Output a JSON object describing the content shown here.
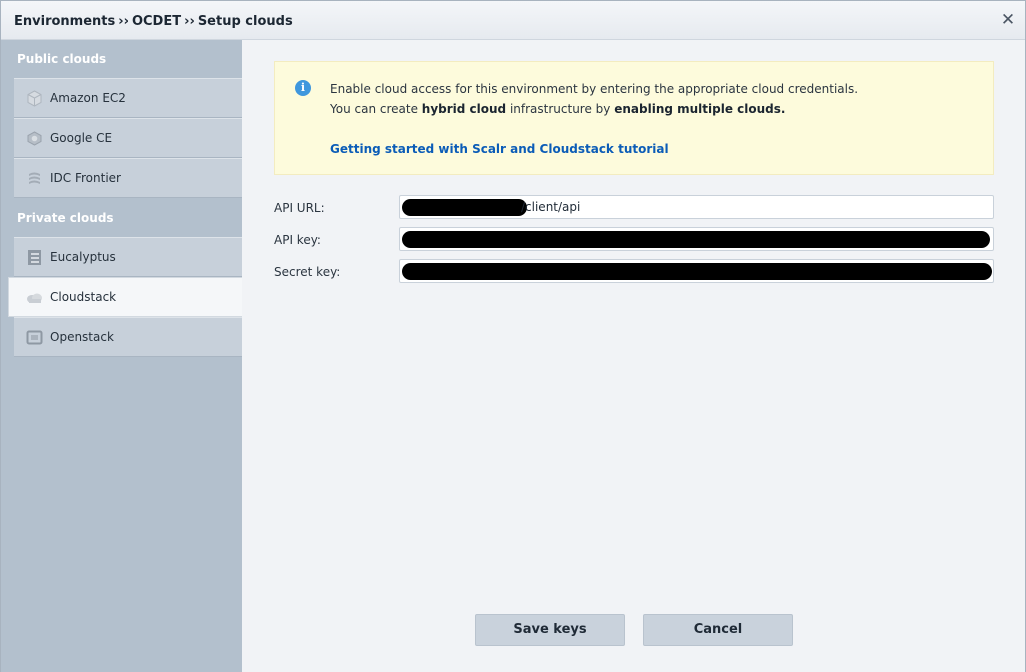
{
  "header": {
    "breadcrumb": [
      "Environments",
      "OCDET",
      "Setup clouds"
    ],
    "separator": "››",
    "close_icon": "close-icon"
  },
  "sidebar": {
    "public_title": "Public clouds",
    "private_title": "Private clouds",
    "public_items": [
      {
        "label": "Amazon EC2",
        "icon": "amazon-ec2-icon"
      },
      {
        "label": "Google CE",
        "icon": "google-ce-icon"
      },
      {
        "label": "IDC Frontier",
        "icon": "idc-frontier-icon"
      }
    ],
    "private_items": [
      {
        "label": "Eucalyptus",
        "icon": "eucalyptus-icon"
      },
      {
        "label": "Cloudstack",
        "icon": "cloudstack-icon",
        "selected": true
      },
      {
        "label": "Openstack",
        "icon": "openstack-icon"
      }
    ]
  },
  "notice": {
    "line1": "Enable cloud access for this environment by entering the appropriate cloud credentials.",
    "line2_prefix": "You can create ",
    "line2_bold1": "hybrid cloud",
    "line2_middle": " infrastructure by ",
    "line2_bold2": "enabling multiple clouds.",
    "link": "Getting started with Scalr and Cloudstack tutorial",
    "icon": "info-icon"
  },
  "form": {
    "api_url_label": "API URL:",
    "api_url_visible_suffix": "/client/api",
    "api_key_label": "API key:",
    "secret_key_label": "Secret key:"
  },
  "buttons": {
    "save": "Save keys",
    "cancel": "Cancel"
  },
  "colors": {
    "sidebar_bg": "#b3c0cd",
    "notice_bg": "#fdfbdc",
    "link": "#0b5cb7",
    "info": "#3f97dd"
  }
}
==========
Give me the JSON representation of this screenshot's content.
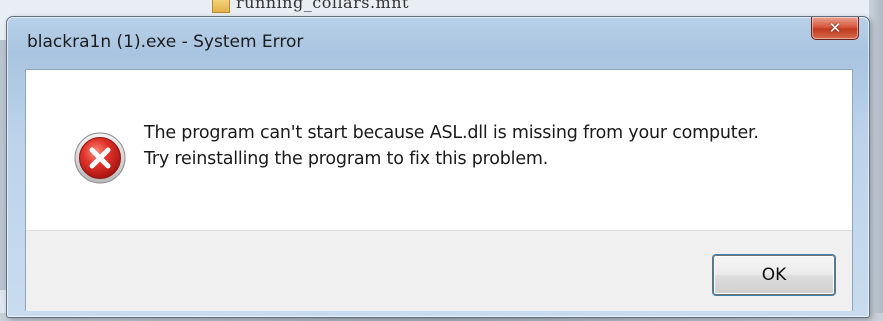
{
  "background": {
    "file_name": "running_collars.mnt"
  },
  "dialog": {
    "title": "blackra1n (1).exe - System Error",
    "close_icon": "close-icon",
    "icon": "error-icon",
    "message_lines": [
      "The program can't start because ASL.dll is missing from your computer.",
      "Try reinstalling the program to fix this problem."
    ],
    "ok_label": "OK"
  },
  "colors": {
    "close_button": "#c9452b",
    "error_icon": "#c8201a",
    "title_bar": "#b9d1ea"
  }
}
==========
- [Exercise goal]: Copy each line above that contains the word "this".

- [Expected output]:
    "line1": "Enable cloud access for this environment by entering the appropriate cloud credentials.",
Give me the JSON representation of this screenshot's content.
      "Try reinstalling the program to fix this problem."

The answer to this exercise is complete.